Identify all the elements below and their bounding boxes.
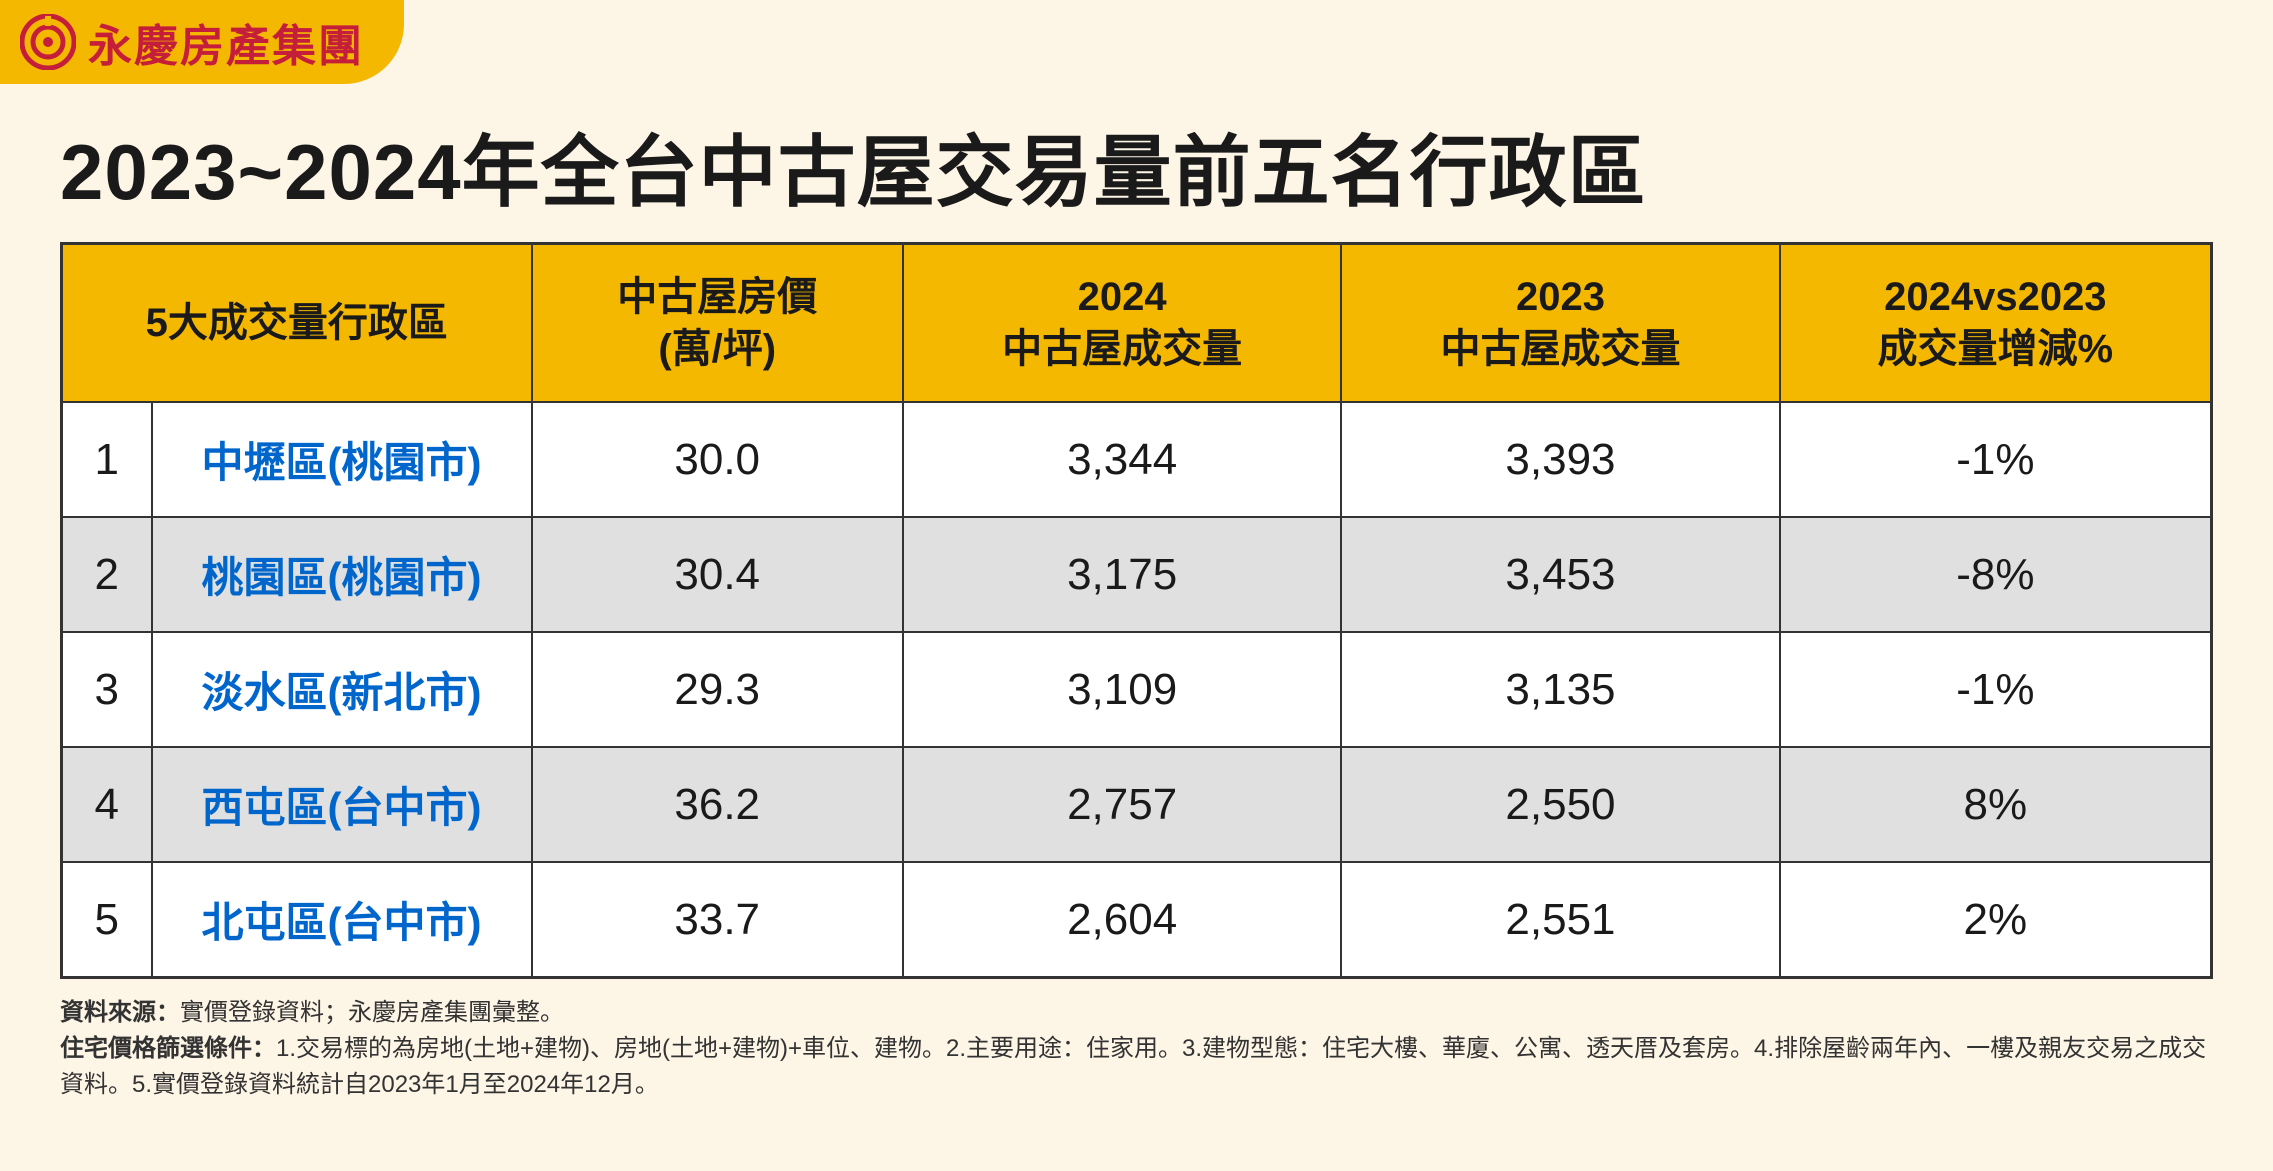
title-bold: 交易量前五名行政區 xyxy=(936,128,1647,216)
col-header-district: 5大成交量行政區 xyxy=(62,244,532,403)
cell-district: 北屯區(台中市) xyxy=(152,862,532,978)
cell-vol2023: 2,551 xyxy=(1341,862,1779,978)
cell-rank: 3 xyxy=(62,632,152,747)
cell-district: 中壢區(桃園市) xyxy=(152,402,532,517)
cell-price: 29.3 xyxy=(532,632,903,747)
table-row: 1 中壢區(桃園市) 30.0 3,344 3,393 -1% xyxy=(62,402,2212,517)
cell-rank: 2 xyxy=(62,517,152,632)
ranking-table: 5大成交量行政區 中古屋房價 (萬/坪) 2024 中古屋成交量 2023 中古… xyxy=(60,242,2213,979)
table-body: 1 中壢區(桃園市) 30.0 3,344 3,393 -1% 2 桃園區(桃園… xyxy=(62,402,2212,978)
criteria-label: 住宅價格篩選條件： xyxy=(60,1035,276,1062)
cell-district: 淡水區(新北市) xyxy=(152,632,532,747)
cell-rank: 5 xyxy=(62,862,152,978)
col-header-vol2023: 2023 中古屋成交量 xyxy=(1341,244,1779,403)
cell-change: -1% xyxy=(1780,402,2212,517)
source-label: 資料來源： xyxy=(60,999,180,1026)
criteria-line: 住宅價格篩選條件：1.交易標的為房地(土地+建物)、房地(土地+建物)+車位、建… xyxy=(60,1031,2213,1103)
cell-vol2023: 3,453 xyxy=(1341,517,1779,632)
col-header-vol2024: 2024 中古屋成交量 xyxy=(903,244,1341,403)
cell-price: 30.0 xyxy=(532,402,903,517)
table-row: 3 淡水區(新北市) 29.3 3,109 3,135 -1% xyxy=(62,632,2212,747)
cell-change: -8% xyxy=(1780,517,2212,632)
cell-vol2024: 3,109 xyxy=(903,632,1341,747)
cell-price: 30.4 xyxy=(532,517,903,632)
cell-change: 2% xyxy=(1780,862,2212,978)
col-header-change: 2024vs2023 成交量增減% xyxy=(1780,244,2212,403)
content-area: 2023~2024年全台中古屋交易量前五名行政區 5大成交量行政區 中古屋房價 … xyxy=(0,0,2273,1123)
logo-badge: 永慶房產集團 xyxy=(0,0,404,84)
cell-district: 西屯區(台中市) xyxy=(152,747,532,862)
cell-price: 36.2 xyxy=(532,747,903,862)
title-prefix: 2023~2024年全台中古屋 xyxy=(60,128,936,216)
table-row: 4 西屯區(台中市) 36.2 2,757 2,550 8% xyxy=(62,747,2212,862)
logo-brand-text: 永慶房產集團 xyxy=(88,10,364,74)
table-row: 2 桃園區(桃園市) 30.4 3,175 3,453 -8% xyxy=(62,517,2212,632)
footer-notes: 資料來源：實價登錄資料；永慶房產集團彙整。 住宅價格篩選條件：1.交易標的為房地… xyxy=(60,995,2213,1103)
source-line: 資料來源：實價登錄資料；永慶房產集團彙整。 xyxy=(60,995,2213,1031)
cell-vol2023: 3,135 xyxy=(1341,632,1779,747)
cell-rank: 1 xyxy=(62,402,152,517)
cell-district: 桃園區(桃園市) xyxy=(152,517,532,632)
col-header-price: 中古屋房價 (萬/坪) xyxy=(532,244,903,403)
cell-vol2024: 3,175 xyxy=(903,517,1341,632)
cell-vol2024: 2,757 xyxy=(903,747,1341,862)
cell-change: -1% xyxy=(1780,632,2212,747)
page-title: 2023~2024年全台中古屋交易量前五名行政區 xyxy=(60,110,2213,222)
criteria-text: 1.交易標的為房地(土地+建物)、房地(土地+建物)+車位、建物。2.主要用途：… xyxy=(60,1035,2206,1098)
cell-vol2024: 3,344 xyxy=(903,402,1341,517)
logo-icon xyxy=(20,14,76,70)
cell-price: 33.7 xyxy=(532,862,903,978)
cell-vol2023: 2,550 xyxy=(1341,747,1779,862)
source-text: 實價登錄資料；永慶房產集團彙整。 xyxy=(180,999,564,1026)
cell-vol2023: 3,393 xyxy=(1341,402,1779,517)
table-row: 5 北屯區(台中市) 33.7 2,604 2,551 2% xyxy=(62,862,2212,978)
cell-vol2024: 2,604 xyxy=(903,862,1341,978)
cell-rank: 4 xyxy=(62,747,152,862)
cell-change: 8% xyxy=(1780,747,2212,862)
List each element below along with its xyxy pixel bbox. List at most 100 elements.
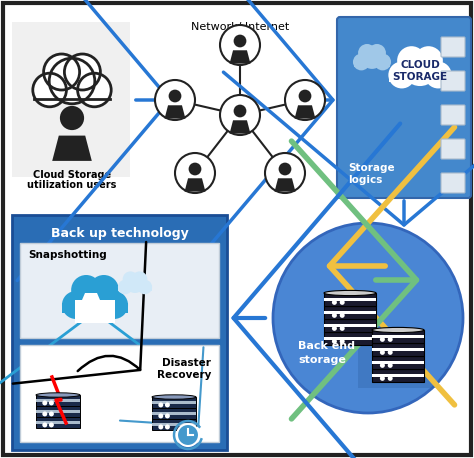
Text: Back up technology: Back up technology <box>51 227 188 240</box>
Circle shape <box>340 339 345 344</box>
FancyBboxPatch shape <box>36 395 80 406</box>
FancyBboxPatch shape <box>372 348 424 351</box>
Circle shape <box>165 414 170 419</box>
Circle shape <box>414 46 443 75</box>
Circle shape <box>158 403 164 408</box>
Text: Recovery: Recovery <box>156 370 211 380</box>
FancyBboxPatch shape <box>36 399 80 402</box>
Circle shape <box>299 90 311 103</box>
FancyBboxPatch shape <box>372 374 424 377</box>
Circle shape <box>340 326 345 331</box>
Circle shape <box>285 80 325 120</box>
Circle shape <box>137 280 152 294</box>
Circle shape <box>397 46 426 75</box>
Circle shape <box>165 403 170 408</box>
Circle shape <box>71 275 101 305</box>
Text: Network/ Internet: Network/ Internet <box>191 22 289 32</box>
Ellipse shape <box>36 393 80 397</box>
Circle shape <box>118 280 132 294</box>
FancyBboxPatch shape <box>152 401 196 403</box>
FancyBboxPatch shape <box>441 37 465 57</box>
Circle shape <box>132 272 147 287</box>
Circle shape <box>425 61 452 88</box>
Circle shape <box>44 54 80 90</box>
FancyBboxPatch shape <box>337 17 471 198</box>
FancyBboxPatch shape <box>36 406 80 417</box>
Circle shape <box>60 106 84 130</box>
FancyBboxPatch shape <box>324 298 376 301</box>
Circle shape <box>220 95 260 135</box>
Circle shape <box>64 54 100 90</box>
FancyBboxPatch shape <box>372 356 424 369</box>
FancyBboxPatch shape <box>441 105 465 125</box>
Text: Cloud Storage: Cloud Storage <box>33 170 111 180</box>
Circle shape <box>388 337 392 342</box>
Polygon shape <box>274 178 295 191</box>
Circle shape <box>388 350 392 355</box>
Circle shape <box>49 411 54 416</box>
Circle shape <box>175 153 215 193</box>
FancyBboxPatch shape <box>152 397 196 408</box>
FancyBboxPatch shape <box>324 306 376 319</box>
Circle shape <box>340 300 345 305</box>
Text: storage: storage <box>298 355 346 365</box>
* * * * * * * * *
Problem: Retype the listing above in full, character for character, and leave out the pictures.

Exercise answer:
Identify all the elements below and their bounding boxes.
title-bold: 交易量前五名行政區 xyxy=(936,128,1647,216)
col-header-district: 5大成交量行政區 xyxy=(62,244,532,403)
cell-district: 北屯區(台中市) xyxy=(152,862,532,978)
cell-vol2023: 2,551 xyxy=(1341,862,1779,978)
cell-rank: 3 xyxy=(62,632,152,747)
cell-district: 中壢區(桃園市) xyxy=(152,402,532,517)
cell-price: 29.3 xyxy=(532,632,903,747)
table-row: 1 中壢區(桃園市) 30.0 3,344 3,393 -1% xyxy=(62,402,2212,517)
cell-rank: 2 xyxy=(62,517,152,632)
ranking-table: 5大成交量行政區 中古屋房價 (萬/坪) 2024 中古屋成交量 2023 中古… xyxy=(60,242,2213,979)
table-body: 1 中壢區(桃園市) 30.0 3,344 3,393 -1% 2 桃園區(桃園… xyxy=(62,402,2212,978)
criteria-label: 住宅價格篩選條件： xyxy=(60,1035,276,1062)
cell-district: 淡水區(新北市) xyxy=(152,632,532,747)
cell-rank: 5 xyxy=(62,862,152,978)
col-header-vol2023: 2023 中古屋成交量 xyxy=(1341,244,1779,403)
cell-change: -1% xyxy=(1780,402,2212,517)
source-label: 資料來源： xyxy=(60,999,180,1026)
criteria-line: 住宅價格篩選條件：1.交易標的為房地(土地+建物)、房地(土地+建物)+車位、建… xyxy=(60,1031,2213,1103)
cell-vol2023: 3,453 xyxy=(1341,517,1779,632)
col-header-vol2024: 2024 中古屋成交量 xyxy=(903,244,1341,403)
cell-price: 30.0 xyxy=(532,402,903,517)
table-row: 3 淡水區(新北市) 29.3 3,109 3,135 -1% xyxy=(62,632,2212,747)
cell-change: -8% xyxy=(1780,517,2212,632)
cell-vol2024: 3,109 xyxy=(903,632,1341,747)
cell-price: 30.4 xyxy=(532,517,903,632)
cell-change: 2% xyxy=(1780,862,2212,978)
col-header-change: 2024vs2023 成交量增減% xyxy=(1780,244,2212,403)
content-area: 2023~2024年全台中古屋交易量前五名行政區 5大成交量行政區 中古屋房價 … xyxy=(0,0,2273,1123)
logo-badge: 永慶房產集團 xyxy=(0,0,404,84)
cell-district: 西屯區(台中市) xyxy=(152,747,532,862)
cell-price: 36.2 xyxy=(532,747,903,862)
title-prefix: 2023~2024年全台中古屋 xyxy=(60,128,936,216)
table-row: 4 西屯區(台中市) 36.2 2,757 2,550 8% xyxy=(62,747,2212,862)
logo-brand-text: 永慶房產集團 xyxy=(88,10,364,74)
table-row: 2 桃園區(桃園市) 30.4 3,175 3,453 -8% xyxy=(62,517,2212,632)
footer-notes: 資料來源：實價登錄資料；永慶房產集團彙整。 住宅價格篩選條件：1.交易標的為房地… xyxy=(60,995,2213,1103)
source-line: 資料來源：實價登錄資料；永慶房產集團彙整。 xyxy=(60,995,2213,1031)
cell-vol2023: 3,135 xyxy=(1341,632,1779,747)
cell-rank: 1 xyxy=(62,402,152,517)
cell-district: 桃園區(桃園市) xyxy=(152,517,532,632)
col-header-price: 中古屋房價 (萬/坪) xyxy=(532,244,903,403)
cell-vol2024: 3,175 xyxy=(903,517,1341,632)
cell-vol2024: 2,757 xyxy=(903,747,1341,862)
cell-change: -1% xyxy=(1780,632,2212,747)
page-title: 2023~2024年全台中古屋交易量前五名行政區 xyxy=(60,110,2213,222)
criteria-text: 1.交易標的為房地(土地+建物)、房地(土地+建物)+車位、建物。2.主要用途：… xyxy=(60,1035,2206,1098)
cell-vol2024: 3,344 xyxy=(903,402,1341,517)
logo-icon xyxy=(20,14,76,70)
cell-price: 33.7 xyxy=(532,862,903,978)
cell-vol2023: 2,550 xyxy=(1341,747,1779,862)
source-text: 實價登錄資料；永慶房產集團彙整。 xyxy=(180,999,564,1026)
cell-vol2023: 3,393 xyxy=(1341,402,1779,517)
table-row: 5 北屯區(台中市) 33.7 2,604 2,551 2% xyxy=(62,862,2212,978)
cell-vol2024: 2,604 xyxy=(903,862,1341,978)
cell-rank: 4 xyxy=(62,747,152,862)
cell-change: 8% xyxy=(1780,747,2212,862)
List each element below along with its xyxy pixel bbox. List at most 100 elements.
Text: Back up technology: Back up technology <box>51 227 188 240</box>
Circle shape <box>340 339 345 344</box>
FancyBboxPatch shape <box>36 395 80 406</box>
FancyBboxPatch shape <box>372 348 424 351</box>
Circle shape <box>165 414 170 419</box>
Circle shape <box>414 46 443 75</box>
Circle shape <box>158 403 164 408</box>
Text: Recovery: Recovery <box>156 370 211 380</box>
FancyBboxPatch shape <box>36 399 80 402</box>
Circle shape <box>299 90 311 103</box>
FancyBboxPatch shape <box>372 374 424 377</box>
Circle shape <box>340 326 345 331</box>
Circle shape <box>285 80 325 120</box>
Circle shape <box>137 280 152 294</box>
Circle shape <box>397 46 426 75</box>
Circle shape <box>165 403 170 408</box>
Circle shape <box>71 275 101 305</box>
Text: Network/ Internet: Network/ Internet <box>191 22 289 32</box>
Ellipse shape <box>36 393 80 397</box>
Circle shape <box>118 280 132 294</box>
FancyBboxPatch shape <box>152 401 196 403</box>
FancyBboxPatch shape <box>441 37 465 57</box>
Circle shape <box>132 272 147 287</box>
Circle shape <box>425 61 452 88</box>
Circle shape <box>44 54 80 90</box>
FancyBboxPatch shape <box>337 17 471 198</box>
FancyBboxPatch shape <box>36 406 80 417</box>
Circle shape <box>60 106 84 130</box>
FancyBboxPatch shape <box>324 298 376 301</box>
Circle shape <box>220 95 260 135</box>
Circle shape <box>64 54 100 90</box>
FancyBboxPatch shape <box>372 356 424 369</box>
FancyBboxPatch shape <box>441 105 465 125</box>
Text: Cloud Storage: Cloud Storage <box>33 170 111 180</box>
Circle shape <box>388 337 392 342</box>
Polygon shape <box>274 178 295 191</box>
Circle shape <box>388 350 392 355</box>
Circle shape <box>49 411 54 416</box>
Circle shape <box>175 153 215 193</box>
FancyBboxPatch shape <box>152 397 196 408</box>
FancyBboxPatch shape <box>324 306 376 319</box>
Circle shape <box>340 300 345 305</box>
Text: storage: storage <box>298 355 346 365</box>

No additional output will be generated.